_Reading text_
###

It was called the green sheet and it was just a classified ads newspaper. They had them all over town, get them anywhere, whatever. So we saw an ad in the green sheet for a guy's wanting to buy goats, paying up to like $75 a piece. And there was another guy that was trying to sell goats and he was wanting like 50 bucks a piece for him. So me and Stinson, being the great entrepreneurial minds that we are, we're like dude, here's our chance. So we end up buying these goats for like I don't remember what it was 50 bucks and selling them to this guy for 75 bucks. So we sold 50 goats and made 25 bucks a goat, whatever. To us it was awesome. We sold goats, we made money doing it and with the money we made we ended up buying another set of goats.

Speaker 2:

So if you want to hear one of the most clustered you know what stories of all time, our first load of goats, we borrowed a trailer from a guy and we drove down to I don't remember where it was it was somewhere like San Antonio or something like that. We buy a hundred goats, those hundred goats. We put them in the trailer and they were just all in the trailer. We were going to haul them back to Austin. We had them sold for more money and we were like, dude, we're going to be rich, we're eating steak tonight. This is life is good, or goat? Yeah, exactly yeah, we're eating steak tonight. This is life is good, or goat? Yeah, exactly yeah. So we were like, hey, this is going to be legit, we're going to make some money here. This will be awesome. Fast forward. We forgot to shut a trap door on the front of the trailer. So we pull out on the highway and Stinson's like oh my God, look at that and do? There are goats, just one by one, piling out this side door, all on a highway. I mean, we shut down a highway in a town for probably two hours with 50 goats before we could get out there and shut the door and they're just walking through fences. The sheriff's posse is out there trying to load them up. Dude, it was the biggest cluster of all time. It was so bad.

###

_Directive 1_
Could you express the records starting at the line that contains "vertical-scrollbar[interactable] (453, 410, 460, 736)" and ending at the line that contains "upload-folder-path: My Files/DataStar" as a Markdown table with the columns Index and Entry, one line per row and no blank lines?

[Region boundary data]
###

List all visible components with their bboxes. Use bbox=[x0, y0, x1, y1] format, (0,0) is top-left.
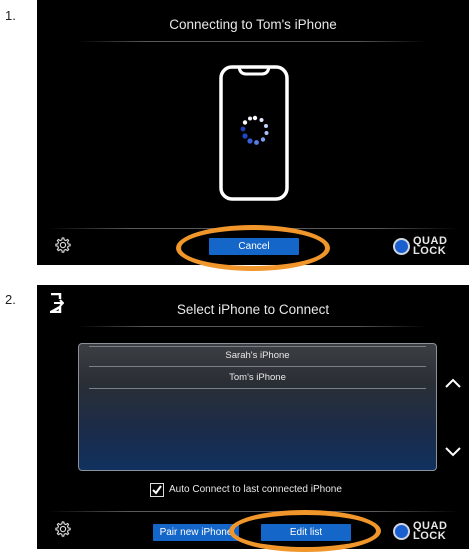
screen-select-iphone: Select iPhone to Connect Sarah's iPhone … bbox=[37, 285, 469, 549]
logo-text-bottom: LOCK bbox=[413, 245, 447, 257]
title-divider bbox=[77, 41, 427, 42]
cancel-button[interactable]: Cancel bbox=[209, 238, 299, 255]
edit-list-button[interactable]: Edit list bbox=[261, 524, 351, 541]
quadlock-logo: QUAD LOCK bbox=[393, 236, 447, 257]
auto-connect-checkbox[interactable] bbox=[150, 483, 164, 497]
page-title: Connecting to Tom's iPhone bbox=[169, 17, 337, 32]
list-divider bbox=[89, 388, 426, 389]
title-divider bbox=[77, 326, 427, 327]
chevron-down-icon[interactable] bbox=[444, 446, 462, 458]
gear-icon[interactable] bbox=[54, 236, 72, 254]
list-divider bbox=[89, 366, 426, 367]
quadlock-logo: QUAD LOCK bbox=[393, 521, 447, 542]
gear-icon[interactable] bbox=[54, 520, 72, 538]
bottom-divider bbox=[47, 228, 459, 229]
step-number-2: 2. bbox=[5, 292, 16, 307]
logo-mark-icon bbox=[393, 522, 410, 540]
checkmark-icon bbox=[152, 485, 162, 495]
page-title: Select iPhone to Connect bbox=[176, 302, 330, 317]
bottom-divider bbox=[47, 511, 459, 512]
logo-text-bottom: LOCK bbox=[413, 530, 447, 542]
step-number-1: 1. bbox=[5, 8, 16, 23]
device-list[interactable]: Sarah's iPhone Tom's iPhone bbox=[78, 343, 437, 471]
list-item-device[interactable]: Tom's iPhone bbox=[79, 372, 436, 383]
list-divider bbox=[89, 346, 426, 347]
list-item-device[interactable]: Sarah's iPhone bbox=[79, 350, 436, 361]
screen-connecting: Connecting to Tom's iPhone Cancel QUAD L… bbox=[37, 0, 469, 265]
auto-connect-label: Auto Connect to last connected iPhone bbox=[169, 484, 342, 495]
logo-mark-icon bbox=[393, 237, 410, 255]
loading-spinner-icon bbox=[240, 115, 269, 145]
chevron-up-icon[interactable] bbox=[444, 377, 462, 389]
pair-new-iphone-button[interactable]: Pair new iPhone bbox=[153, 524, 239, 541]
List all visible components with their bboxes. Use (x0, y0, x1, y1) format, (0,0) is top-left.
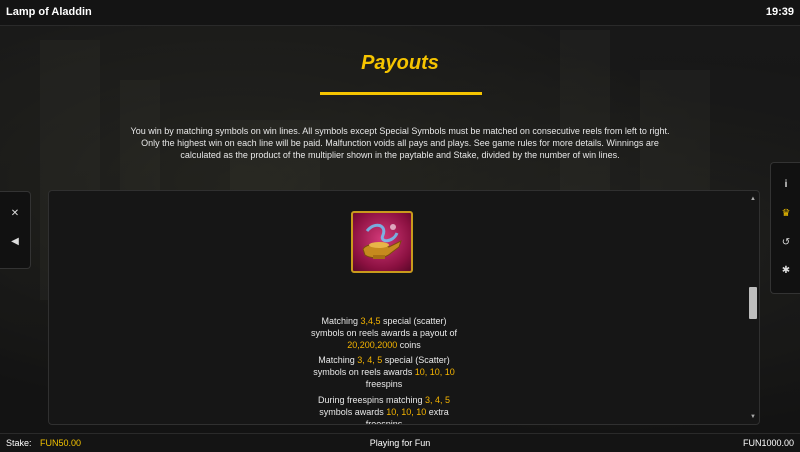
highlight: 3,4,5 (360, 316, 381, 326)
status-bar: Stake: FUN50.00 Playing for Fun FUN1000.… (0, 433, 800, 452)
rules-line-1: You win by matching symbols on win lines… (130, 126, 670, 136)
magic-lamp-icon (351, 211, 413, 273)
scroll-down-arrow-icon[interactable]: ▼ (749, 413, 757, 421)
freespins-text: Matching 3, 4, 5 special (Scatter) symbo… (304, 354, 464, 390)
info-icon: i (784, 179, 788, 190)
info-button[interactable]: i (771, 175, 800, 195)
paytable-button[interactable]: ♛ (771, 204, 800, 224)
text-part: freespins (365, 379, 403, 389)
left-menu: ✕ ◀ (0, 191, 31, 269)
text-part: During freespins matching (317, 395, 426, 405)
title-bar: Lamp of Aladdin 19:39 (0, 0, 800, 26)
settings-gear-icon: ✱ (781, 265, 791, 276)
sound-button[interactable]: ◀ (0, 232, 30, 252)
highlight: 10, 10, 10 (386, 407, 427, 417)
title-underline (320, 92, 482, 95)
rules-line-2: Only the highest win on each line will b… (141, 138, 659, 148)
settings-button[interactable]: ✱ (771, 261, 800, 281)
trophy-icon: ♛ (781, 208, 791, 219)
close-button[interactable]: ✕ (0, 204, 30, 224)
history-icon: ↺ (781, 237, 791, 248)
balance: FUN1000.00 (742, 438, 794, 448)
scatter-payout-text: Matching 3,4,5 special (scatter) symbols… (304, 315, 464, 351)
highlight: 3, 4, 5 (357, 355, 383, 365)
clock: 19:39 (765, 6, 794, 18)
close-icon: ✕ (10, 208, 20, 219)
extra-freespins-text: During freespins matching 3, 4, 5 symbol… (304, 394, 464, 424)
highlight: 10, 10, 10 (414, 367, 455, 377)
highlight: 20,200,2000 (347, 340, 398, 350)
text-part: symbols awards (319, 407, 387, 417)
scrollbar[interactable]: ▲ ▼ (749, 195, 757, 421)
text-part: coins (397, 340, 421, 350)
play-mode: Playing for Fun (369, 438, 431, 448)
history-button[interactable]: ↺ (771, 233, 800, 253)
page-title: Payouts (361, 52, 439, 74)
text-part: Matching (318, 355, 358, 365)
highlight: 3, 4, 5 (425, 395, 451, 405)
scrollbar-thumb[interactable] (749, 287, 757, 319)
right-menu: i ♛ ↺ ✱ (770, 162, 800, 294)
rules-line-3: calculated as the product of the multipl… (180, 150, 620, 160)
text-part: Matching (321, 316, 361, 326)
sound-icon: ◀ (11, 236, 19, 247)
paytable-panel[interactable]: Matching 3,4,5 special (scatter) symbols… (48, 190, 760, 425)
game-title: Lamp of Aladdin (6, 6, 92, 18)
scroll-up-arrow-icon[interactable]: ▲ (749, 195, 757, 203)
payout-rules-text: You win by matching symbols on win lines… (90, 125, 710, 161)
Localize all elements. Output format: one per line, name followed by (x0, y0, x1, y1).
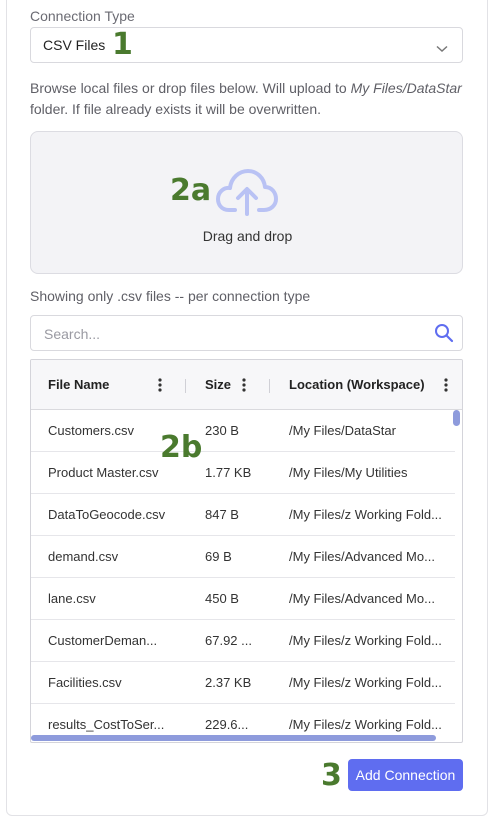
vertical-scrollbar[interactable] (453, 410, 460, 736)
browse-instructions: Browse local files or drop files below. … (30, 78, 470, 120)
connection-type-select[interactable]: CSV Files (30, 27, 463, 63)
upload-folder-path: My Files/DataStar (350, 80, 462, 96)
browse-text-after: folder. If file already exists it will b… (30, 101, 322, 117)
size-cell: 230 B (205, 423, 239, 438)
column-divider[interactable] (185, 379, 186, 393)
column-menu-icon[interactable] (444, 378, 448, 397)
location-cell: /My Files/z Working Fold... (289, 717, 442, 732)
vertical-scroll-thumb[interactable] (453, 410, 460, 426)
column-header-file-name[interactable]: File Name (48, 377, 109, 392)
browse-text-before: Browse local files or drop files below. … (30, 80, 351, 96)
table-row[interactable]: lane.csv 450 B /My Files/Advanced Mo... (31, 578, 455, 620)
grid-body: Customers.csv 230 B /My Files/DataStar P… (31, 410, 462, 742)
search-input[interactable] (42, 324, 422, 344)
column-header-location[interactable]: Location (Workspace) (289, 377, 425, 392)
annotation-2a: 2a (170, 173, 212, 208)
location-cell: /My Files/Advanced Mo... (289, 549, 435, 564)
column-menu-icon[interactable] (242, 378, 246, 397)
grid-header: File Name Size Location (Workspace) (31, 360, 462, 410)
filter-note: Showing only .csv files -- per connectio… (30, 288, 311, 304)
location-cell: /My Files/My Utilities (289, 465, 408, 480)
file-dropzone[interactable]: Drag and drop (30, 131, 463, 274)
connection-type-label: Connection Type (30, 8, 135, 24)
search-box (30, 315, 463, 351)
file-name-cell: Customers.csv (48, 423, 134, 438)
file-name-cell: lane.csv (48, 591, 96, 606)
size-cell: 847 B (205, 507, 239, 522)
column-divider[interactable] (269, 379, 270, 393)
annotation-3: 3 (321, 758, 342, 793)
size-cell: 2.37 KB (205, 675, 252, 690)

###

_Directive 2_
Can you carry the goat-selling story on from where it stops?

_Final answer 1_
| Index | Entry |
|---|---|
| 1 | vertical-scrollbar[interactable] (453, 410, 460, 736) |
| 2 | browse-instructions: Browse local files or drop files below. … (30, 78, 470, 120) |
| 3 | connection-type-select[interactable]: CSV Files (30, 27, 463, 63) |
| 4 | upload-folder-path: My Files/DataStar (350, 80, 462, 96) |

_Final answer 2_
Speaker 2:

And that was you, would think, being an intelligent person, you'd be like, yeah, maybe this goat stuff isn't for us. But we doubled down on it. We were like, no, we just had a little hiccup, a little bump in the road. We're gonna make some real money doing this. So, uh, we started, uh, goatdealercom.

Speaker 2:

I say we stinson was really the one that started it.

Speaker 2:

I kind of was along for the ride. We sold thousands of goats every year and we never actually owned a goat. The deal was we had ranchers that would put together piles of goats. We would take pictures of them, put them online, sell them for $25 more a goat or whatever. And that was our shtick. It was our way to make some extra spending money, because filters weren't paying all the bills, taxidermy wasn't paying all the bills, it was just a cluster, but anyway, I, I did that and it's.

Speaker 2:

It's cool because it's part of the story of like an entrepreneur. Like in my mind. It was part of the story of being an entrepreneur because I never thought about maybe I should stop being an idiot and bouncing on friends' couches and eating ramen noodles and stuff. Maybe I should just go to college and get a real job and go work at a bank and have a solid income and whatever. It never crossed my mind.

Speaker 2:

Dumb as a box of rocks, I was just like no, we're going to make it big one day. I'm going to sell enough goats to have a mansion in South Austin or whatever it was. It was just I never. I could never wrap my head around like a nine to five or doing something like that. I just was like man. I got to make moves, we got to get to bigger and better things. So anyway, all that being said, uh started the filter company. I had the filter company rolling. It was going through this whole thing. We were selling sheep and goats, I was doing the taxidermy and I was just working around the clock doing all this stuff.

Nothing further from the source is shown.